* SHORT EXERCISE
Count the lines below that contain "Photometric". Give only the number.

* SUPPLIED INFORMATION

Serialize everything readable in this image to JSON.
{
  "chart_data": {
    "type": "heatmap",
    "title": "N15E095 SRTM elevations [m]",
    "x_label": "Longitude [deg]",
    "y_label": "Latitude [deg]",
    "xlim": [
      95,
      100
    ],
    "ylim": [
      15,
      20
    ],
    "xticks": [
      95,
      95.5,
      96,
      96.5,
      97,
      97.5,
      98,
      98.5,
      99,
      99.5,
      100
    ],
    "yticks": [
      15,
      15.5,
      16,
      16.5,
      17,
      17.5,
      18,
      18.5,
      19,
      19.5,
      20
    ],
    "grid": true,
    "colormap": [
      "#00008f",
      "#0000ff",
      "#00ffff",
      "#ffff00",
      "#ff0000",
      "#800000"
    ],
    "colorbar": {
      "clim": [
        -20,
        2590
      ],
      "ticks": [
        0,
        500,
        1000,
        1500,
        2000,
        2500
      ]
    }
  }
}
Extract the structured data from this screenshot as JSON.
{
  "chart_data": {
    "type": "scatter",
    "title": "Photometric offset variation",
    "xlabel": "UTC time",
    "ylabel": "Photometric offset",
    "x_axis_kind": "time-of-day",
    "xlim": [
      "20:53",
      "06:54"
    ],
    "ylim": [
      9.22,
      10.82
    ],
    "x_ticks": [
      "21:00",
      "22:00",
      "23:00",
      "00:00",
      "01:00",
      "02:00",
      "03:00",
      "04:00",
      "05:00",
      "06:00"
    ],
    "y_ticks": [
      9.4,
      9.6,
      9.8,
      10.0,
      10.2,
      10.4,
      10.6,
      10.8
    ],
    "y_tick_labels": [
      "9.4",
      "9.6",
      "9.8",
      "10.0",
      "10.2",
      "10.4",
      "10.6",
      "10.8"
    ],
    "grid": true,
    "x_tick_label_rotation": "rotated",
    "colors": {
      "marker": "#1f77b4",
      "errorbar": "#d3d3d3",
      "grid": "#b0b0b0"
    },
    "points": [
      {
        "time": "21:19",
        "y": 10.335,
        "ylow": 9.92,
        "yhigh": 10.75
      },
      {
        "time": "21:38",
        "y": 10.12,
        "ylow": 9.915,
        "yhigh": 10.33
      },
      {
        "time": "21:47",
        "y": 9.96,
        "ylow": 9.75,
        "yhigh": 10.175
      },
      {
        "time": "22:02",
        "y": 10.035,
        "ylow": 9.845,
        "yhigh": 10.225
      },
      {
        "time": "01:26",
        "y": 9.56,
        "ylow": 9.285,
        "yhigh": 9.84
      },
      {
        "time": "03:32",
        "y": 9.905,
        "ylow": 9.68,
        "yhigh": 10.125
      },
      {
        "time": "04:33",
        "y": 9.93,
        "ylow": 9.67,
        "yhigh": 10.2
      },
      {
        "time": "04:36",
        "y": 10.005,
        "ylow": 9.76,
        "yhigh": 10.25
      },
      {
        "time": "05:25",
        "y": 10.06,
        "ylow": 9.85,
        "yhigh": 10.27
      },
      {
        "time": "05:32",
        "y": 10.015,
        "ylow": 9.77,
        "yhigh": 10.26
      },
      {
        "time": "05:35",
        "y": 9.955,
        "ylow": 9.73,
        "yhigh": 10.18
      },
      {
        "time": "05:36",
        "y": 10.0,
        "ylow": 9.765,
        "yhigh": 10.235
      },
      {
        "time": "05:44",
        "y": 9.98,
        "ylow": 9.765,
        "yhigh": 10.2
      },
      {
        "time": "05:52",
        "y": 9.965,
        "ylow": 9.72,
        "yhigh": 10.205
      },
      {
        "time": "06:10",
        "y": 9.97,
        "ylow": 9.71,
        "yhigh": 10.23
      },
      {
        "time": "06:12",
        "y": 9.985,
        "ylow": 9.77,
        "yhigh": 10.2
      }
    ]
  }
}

* WRITTEN SOLUTION
2